SET TASK: Retype the data that follows line by line, exactly, and leave its pictures out.

EXTRACTED ENTRIES:
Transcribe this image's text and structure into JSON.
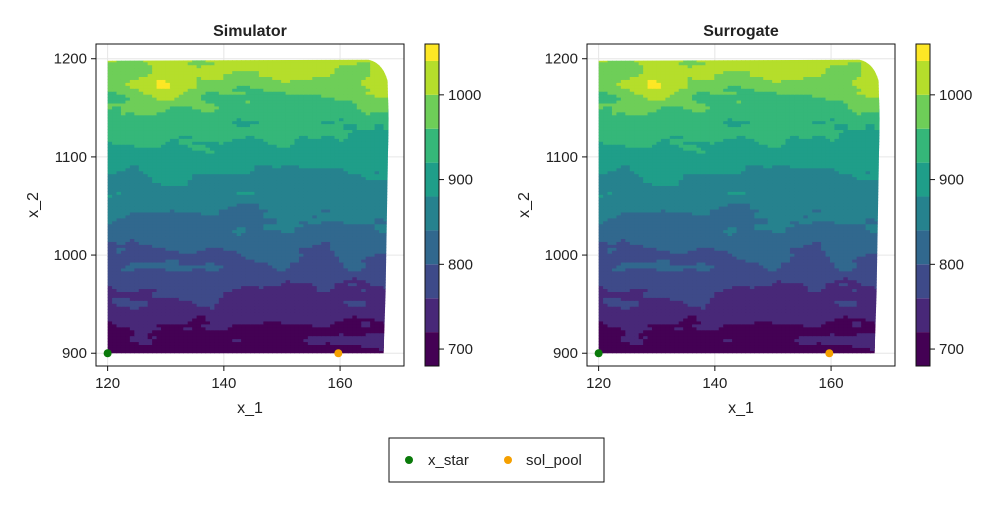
{
  "chart_data": {
    "type": "contour",
    "colormap": [
      "#440154",
      "#482878",
      "#3e4a89",
      "#31688e",
      "#26828e",
      "#1f9e89",
      "#35b779",
      "#6ece58",
      "#b5de2b",
      "#fde725"
    ],
    "levels": [
      680,
      720,
      760,
      800,
      840,
      880,
      920,
      960,
      1000,
      1040,
      1060
    ],
    "colorbar": {
      "min": 680,
      "max": 1060,
      "ticks": [
        700,
        800,
        900,
        1000
      ],
      "tick_labels": [
        "700",
        "800",
        "900",
        "1000"
      ]
    },
    "xlim": [
      118,
      171
    ],
    "ylim": [
      887,
      1215
    ],
    "xticks": [
      120,
      140,
      160
    ],
    "xtick_labels": [
      "120",
      "140",
      "160"
    ],
    "yticks": [
      900,
      1000,
      1100,
      1200
    ],
    "ytick_labels": [
      "900",
      "1000",
      "1100",
      "1200"
    ],
    "domain": {
      "x": [
        120,
        168
      ],
      "y": [
        900,
        1200
      ]
    },
    "grid": true,
    "panels": [
      {
        "title": "Simulator",
        "xlabel": "x_1",
        "ylabel": "x_2"
      },
      {
        "title": "Surrogate",
        "xlabel": "x_1",
        "ylabel": "x_2"
      }
    ],
    "series": [
      {
        "name": "x_star",
        "type": "scatter",
        "color": "#0a7a0a",
        "x": [
          120
        ],
        "y": [
          900
        ]
      },
      {
        "name": "sol_pool",
        "type": "scatter",
        "color": "#f5a000",
        "x": [
          159.7
        ],
        "y": [
          900
        ]
      }
    ],
    "legend": {
      "position": "bottom-center"
    }
  }
}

FINISHED TASK:
Transcribe this image's text and structure into JSON.
{
  "chart_data": {
    "type": "contour",
    "colormap": [
      "#440154",
      "#482878",
      "#3e4a89",
      "#31688e",
      "#26828e",
      "#1f9e89",
      "#35b779",
      "#6ece58",
      "#b5de2b",
      "#fde725"
    ],
    "levels": [
      680,
      720,
      760,
      800,
      840,
      880,
      920,
      960,
      1000,
      1040,
      1060
    ],
    "colorbar": {
      "min": 680,
      "max": 1060,
      "ticks": [
        700,
        800,
        900,
        1000
      ],
      "tick_labels": [
        "700",
        "800",
        "900",
        "1000"
      ]
    },
    "xlim": [
      118,
      171
    ],
    "ylim": [
      887,
      1215
    ],
    "xticks": [
      120,
      140,
      160
    ],
    "xtick_labels": [
      "120",
      "140",
      "160"
    ],
    "yticks": [
      900,
      1000,
      1100,
      1200
    ],
    "ytick_labels": [
      "900",
      "1000",
      "1100",
      "1200"
    ],
    "domain": {
      "x": [
        120,
        168
      ],
      "y": [
        900,
        1200
      ]
    },
    "grid": true,
    "panels": [
      {
        "title": "Simulator",
        "xlabel": "x_1",
        "ylabel": "x_2"
      },
      {
        "title": "Surrogate",
        "xlabel": "x_1",
        "ylabel": "x_2"
      }
    ],
    "series": [
      {
        "name": "x_star",
        "type": "scatter",
        "color": "#0a7a0a",
        "x": [
          120
        ],
        "y": [
          900
        ]
      },
      {
        "name": "sol_pool",
        "type": "scatter",
        "color": "#f5a000",
        "x": [
          159.7
        ],
        "y": [
          900
        ]
      }
    ],
    "legend": {
      "position": "bottom-center"
    }
  }
}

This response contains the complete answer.